- WHAT TO WORK ON:
Transcribe the records exactly from the line with "What text is on this page?" to the end, both included.
## BEGIN DATA EXCERPTS
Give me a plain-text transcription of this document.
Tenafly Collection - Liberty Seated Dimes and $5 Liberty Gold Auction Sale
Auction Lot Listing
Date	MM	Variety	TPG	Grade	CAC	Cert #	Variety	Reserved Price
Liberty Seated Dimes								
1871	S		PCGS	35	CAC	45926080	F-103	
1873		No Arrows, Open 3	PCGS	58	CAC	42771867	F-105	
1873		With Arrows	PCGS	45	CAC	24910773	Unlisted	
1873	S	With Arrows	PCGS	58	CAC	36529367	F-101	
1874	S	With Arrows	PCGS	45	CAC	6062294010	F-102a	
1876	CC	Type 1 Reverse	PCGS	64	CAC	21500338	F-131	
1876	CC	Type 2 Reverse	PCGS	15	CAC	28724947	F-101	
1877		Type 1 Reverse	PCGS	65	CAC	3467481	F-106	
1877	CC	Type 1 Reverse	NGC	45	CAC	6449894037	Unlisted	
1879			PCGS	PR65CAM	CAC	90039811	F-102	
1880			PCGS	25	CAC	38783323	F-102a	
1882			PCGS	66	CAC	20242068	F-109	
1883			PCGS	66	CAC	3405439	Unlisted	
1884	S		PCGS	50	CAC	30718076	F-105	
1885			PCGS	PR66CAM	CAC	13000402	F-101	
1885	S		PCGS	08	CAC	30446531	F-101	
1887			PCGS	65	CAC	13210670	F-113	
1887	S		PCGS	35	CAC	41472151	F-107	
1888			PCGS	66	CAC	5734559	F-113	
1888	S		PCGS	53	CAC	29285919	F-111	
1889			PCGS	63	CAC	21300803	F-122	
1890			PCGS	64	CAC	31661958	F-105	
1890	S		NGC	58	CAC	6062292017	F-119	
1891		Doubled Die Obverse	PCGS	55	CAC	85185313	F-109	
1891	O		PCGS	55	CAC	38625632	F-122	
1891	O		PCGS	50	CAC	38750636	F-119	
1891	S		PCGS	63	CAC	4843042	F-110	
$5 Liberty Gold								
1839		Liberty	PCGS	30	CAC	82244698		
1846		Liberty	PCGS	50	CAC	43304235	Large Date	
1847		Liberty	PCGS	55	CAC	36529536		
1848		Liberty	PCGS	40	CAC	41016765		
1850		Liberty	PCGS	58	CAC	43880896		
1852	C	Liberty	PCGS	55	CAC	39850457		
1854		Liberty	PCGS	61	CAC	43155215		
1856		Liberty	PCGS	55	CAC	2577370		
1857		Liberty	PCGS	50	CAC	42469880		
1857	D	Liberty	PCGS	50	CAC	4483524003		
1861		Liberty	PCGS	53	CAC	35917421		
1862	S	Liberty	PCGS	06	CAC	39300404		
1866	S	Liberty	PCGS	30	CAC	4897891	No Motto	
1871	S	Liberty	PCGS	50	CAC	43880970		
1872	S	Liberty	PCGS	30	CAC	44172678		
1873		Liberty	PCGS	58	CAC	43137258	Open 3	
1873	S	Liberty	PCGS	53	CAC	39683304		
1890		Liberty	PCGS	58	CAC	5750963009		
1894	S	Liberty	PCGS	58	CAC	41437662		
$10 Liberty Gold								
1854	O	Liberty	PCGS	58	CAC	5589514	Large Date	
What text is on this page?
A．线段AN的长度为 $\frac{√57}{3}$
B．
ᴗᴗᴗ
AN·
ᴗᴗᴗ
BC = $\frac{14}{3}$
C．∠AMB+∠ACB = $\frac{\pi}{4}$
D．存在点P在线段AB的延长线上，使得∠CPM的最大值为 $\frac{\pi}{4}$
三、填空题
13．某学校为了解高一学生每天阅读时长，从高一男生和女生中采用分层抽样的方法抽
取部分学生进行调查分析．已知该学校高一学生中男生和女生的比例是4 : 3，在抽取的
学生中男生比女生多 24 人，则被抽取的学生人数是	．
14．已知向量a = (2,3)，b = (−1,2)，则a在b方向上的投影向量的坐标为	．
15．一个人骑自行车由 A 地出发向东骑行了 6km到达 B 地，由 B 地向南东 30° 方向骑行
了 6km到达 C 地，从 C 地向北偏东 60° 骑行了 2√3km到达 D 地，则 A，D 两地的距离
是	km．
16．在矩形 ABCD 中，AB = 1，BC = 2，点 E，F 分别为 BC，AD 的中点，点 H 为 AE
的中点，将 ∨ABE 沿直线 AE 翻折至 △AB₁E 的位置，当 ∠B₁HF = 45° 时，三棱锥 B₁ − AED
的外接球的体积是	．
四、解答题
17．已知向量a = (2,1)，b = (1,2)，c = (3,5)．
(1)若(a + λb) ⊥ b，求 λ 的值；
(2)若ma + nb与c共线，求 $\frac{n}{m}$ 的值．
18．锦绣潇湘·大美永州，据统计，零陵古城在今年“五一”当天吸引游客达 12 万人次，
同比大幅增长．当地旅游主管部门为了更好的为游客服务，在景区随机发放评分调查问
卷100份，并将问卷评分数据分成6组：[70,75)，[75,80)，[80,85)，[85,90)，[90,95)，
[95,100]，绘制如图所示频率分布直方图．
## END DATA EXCERPTS
- ANSWER TO THE TASK:
What text is on this page?
A．线段AN的长度为 $\frac{√57}{3}$
B．
ᴗᴗᴗ
AN·
ᴗᴗᴗ
BC = $\frac{14}{3}$
C．∠AMB+∠ACB = $\frac{\pi}{4}$
D．存在点P在线段AB的延长线上，使得∠CPM的最大值为 $\frac{\pi}{4}$
三、填空题
13．某学校为了解高一学生每天阅读时长，从高一男生和女生中采用分层抽样的方法抽
取部分学生进行调查分析．已知该学校高一学生中男生和女生的比例是4 : 3，在抽取的
学生中男生比女生多 24 人，则被抽取的学生人数是	．
14．已知向量a = (2,3)，b = (−1,2)，则a在b方向上的投影向量的坐标为	．
15．一个人骑自行车由 A 地出发向东骑行了 6km到达 B 地，由 B 地向南东 30° 方向骑行
了 6km到达 C 地，从 C 地向北偏东 60° 骑行了 2√3km到达 D 地，则 A，D 两地的距离
是	km．
16．在矩形 ABCD 中，AB = 1，BC = 2，点 E，F 分别为 BC，AD 的中点，点 H 为 AE
的中点，将 ∨ABE 沿直线 AE 翻折至 △AB₁E 的位置，当 ∠B₁HF = 45° 时，三棱锥 B₁ − AED
的外接球的体积是	．
四、解答题
17．已知向量a = (2,1)，b = (1,2)，c = (3,5)．
(1)若(a + λb) ⊥ b，求 λ 的值；
(2)若ma + nb与c共线，求 $\frac{n}{m}$ 的值．
18．锦绣潇湘·大美永州，据统计，零陵古城在今年“五一”当天吸引游客达 12 万人次，
同比大幅增长．当地旅游主管部门为了更好的为游客服务，在景区随机发放评分调查问
卷100份，并将问卷评分数据分成6组：[70,75)，[75,80)，[80,85)，[85,90)，[90,95)，
[95,100]，绘制如图所示频率分布直方图．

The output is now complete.